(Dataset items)

* * *

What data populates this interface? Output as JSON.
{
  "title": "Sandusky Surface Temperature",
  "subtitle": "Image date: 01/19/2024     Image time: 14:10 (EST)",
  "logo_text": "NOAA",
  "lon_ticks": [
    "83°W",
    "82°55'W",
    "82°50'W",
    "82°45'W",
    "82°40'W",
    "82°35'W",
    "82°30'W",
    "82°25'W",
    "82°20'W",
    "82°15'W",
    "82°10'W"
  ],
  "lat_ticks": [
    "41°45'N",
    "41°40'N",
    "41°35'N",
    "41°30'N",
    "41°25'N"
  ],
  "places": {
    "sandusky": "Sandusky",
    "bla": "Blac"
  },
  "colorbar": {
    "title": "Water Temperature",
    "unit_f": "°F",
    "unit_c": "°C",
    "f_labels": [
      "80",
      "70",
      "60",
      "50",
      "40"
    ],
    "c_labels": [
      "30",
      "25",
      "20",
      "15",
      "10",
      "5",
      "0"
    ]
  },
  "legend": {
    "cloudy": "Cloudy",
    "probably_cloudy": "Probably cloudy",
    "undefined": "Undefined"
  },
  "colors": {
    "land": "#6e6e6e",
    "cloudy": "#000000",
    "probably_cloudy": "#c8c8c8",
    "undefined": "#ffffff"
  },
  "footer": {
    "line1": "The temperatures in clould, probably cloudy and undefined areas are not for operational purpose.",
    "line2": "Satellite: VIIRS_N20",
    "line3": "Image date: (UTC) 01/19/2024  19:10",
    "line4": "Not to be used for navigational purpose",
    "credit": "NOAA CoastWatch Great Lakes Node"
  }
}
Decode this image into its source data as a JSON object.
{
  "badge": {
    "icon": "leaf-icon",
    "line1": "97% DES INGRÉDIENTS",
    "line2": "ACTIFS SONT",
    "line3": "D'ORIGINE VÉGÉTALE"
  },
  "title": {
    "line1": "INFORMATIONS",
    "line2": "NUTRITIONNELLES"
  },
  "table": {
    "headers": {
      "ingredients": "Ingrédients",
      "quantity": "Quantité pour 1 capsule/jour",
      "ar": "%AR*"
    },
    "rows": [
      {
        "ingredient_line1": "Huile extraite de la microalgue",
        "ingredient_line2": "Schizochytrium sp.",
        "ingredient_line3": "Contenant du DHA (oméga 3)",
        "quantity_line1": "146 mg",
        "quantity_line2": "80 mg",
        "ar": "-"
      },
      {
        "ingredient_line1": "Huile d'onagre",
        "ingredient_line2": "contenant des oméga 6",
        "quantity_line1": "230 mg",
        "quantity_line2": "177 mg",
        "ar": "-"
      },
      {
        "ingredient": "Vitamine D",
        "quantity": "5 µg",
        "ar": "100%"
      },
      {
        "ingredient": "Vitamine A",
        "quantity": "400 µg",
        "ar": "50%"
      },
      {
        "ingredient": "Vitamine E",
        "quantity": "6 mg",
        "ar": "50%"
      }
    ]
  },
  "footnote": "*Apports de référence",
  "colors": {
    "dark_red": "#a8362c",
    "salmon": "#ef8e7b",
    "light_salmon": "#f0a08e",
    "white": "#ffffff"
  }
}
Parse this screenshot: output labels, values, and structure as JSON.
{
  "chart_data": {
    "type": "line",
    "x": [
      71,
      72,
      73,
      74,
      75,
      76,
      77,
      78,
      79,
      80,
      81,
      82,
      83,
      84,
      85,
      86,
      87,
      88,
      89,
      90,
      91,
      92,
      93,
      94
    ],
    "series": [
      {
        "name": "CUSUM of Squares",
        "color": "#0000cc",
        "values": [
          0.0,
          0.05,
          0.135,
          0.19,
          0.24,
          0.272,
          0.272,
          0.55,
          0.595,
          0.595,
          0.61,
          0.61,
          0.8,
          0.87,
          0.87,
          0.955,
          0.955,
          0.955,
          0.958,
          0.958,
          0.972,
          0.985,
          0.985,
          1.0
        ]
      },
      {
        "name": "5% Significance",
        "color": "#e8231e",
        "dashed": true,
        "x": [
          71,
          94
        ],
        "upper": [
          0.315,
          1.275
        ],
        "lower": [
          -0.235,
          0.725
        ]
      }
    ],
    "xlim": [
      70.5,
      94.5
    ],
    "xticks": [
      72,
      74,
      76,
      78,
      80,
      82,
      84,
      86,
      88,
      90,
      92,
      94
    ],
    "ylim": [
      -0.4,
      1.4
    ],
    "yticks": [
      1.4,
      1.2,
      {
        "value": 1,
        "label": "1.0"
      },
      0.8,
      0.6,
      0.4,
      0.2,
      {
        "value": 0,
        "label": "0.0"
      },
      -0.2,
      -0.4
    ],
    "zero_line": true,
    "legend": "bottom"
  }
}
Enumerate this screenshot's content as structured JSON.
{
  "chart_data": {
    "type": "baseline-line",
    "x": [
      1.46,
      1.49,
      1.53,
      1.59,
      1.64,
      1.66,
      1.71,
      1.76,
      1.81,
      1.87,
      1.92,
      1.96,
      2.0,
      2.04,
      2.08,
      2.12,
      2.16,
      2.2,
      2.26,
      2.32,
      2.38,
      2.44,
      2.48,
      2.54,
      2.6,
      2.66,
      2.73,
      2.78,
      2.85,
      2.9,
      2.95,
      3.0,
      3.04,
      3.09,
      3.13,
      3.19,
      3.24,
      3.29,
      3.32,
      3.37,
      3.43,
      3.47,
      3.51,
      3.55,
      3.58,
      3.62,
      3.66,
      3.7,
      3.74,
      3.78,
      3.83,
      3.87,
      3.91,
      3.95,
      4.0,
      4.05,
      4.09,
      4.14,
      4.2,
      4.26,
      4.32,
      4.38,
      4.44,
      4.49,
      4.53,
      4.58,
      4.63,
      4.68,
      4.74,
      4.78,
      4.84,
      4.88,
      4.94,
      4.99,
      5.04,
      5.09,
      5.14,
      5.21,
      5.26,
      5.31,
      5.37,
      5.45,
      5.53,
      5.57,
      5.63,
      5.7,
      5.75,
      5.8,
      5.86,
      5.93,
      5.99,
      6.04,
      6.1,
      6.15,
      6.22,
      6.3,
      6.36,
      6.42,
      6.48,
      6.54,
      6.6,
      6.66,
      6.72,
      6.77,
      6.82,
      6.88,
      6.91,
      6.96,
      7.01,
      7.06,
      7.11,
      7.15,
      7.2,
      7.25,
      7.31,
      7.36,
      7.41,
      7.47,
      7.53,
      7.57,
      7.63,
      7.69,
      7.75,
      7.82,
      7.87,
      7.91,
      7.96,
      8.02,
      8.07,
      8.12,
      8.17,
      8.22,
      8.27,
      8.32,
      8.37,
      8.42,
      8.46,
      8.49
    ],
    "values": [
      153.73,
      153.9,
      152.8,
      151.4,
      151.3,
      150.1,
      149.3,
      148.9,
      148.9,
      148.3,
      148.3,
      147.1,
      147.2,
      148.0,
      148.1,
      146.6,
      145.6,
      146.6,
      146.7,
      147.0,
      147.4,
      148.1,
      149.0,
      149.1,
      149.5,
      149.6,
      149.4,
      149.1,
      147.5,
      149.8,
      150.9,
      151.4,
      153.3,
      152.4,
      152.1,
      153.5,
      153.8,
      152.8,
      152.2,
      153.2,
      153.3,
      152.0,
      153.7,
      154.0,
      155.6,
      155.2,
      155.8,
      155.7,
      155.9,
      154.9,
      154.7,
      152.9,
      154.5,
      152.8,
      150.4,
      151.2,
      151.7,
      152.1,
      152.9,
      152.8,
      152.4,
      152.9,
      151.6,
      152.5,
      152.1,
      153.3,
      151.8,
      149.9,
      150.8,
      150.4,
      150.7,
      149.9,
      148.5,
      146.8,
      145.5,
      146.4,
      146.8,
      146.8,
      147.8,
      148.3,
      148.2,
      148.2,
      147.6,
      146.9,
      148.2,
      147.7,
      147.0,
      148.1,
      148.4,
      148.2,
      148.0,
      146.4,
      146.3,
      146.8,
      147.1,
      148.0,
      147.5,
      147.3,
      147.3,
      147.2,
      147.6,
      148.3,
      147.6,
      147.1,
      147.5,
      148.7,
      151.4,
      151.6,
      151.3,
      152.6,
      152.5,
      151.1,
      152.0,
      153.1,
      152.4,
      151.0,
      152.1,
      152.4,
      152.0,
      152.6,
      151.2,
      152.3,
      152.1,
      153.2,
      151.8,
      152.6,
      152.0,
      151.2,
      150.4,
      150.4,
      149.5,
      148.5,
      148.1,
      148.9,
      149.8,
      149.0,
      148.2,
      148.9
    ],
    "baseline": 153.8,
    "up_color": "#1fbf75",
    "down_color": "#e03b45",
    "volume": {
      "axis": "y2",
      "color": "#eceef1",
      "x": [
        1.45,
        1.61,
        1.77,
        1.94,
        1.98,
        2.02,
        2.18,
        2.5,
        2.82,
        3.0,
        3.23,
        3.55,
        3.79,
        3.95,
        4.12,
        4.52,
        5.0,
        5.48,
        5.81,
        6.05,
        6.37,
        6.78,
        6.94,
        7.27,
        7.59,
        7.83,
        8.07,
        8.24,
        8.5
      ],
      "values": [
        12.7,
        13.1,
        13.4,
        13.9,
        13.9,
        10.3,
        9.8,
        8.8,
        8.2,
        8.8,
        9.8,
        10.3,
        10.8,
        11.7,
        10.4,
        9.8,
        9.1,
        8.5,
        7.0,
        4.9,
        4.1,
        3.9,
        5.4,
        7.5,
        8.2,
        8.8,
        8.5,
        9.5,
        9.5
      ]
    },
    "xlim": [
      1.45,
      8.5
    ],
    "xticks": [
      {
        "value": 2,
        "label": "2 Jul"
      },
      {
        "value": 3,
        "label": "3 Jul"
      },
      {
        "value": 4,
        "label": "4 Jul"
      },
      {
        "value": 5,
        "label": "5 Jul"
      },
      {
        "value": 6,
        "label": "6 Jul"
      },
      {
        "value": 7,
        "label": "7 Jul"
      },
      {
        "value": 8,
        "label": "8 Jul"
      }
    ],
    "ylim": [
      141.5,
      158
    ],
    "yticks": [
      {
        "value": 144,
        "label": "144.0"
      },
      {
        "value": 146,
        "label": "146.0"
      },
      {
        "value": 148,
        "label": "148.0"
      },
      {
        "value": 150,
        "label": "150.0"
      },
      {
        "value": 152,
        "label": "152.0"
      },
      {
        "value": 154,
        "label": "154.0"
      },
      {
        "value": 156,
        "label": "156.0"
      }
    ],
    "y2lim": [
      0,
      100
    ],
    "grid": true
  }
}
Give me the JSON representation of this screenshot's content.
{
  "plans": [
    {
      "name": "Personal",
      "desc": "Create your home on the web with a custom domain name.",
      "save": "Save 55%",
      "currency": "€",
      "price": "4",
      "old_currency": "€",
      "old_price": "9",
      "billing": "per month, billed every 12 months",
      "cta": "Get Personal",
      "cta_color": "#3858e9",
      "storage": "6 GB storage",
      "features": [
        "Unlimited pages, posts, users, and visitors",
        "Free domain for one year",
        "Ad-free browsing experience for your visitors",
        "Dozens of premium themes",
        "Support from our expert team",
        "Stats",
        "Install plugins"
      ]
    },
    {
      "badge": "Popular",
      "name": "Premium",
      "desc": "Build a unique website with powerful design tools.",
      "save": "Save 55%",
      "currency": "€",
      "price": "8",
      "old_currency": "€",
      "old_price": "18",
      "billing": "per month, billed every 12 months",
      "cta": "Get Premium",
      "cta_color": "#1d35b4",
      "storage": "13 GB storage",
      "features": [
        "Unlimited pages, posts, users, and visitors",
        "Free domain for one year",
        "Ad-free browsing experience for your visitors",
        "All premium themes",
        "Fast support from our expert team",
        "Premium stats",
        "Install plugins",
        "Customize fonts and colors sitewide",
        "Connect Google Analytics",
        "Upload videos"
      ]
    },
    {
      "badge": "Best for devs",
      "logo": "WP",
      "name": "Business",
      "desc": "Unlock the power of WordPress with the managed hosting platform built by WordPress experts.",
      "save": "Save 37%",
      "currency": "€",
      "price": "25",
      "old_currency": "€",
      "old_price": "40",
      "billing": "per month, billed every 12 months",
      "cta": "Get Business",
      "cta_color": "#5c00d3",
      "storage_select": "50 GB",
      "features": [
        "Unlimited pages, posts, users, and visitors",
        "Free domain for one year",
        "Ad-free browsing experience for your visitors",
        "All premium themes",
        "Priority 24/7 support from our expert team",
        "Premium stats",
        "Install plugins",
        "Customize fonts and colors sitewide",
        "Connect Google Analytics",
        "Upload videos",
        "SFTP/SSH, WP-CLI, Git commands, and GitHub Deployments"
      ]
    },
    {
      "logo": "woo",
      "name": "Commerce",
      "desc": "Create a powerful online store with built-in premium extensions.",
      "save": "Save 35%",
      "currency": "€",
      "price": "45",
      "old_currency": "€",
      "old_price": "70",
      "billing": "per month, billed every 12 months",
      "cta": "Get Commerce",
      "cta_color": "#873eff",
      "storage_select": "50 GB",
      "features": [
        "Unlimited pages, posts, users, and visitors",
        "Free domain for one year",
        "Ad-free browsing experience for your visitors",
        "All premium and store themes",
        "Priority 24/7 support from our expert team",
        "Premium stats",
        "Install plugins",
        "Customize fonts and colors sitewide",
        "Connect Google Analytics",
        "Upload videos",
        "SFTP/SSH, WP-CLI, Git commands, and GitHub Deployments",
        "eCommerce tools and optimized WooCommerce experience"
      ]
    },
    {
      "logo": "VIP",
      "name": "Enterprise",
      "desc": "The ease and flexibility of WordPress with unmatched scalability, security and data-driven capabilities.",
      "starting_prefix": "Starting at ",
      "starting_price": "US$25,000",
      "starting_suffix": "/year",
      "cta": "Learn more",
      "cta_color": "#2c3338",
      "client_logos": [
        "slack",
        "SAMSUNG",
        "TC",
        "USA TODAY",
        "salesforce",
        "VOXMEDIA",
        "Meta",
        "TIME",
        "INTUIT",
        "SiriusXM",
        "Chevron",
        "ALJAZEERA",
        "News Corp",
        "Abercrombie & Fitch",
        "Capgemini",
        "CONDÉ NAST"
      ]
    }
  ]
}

* * *

- **EXERCISE**
Go through the records. Copy each line where "powerful" appears.

- **SOLUTION FOR THIS EXERCISE**
      "desc": "Build a unique website with powerful design tools.",
      "desc": "Create a powerful online store with built-in premium extensions.",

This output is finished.